### WORK INSTRUCTIONS
Work out how many lines of the material below mention the word "interrom"; reply with the number only.

···

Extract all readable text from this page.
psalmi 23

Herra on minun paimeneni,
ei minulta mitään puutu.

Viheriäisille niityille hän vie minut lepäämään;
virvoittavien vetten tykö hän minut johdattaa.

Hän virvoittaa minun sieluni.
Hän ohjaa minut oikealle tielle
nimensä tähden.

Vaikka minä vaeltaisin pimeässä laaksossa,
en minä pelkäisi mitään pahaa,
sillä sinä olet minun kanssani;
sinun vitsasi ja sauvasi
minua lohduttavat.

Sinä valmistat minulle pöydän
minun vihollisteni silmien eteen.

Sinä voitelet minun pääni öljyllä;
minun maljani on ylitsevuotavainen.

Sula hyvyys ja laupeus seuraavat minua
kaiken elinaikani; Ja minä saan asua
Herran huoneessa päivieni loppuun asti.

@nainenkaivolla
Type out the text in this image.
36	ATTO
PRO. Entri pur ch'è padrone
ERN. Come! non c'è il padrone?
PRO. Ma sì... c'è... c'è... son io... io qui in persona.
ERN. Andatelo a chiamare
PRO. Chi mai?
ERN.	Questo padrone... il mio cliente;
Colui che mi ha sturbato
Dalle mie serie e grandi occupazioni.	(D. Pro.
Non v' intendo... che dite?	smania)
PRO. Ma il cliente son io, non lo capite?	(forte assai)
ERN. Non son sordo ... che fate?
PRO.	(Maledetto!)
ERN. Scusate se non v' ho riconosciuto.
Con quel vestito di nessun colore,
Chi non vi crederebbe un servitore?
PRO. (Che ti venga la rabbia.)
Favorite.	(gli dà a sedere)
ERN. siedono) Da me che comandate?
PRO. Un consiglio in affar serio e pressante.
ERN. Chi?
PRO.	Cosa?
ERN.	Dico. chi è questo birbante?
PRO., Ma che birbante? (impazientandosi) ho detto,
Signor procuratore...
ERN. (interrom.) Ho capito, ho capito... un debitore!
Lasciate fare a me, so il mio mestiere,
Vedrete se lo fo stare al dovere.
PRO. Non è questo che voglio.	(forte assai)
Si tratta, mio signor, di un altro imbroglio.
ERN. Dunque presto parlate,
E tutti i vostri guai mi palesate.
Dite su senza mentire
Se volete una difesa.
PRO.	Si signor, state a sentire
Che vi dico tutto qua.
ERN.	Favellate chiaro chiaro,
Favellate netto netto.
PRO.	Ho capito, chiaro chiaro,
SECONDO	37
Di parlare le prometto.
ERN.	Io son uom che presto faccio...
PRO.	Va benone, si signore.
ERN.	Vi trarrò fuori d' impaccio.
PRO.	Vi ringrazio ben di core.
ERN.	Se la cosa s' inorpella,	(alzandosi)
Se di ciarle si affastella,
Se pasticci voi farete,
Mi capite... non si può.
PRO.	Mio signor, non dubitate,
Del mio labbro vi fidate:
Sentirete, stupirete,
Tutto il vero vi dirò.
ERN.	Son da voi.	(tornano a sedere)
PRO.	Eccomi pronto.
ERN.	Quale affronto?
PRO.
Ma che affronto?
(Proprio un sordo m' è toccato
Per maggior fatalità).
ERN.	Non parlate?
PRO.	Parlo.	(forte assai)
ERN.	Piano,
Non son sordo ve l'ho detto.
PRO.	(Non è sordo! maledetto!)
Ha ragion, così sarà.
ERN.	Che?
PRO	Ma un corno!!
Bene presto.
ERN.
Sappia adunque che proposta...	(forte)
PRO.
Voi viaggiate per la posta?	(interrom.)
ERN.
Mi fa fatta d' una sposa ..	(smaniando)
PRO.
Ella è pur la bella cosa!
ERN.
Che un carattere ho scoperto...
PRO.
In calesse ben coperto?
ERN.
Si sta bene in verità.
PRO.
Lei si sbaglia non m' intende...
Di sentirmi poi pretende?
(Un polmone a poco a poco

···

### FULL OUTPUT
2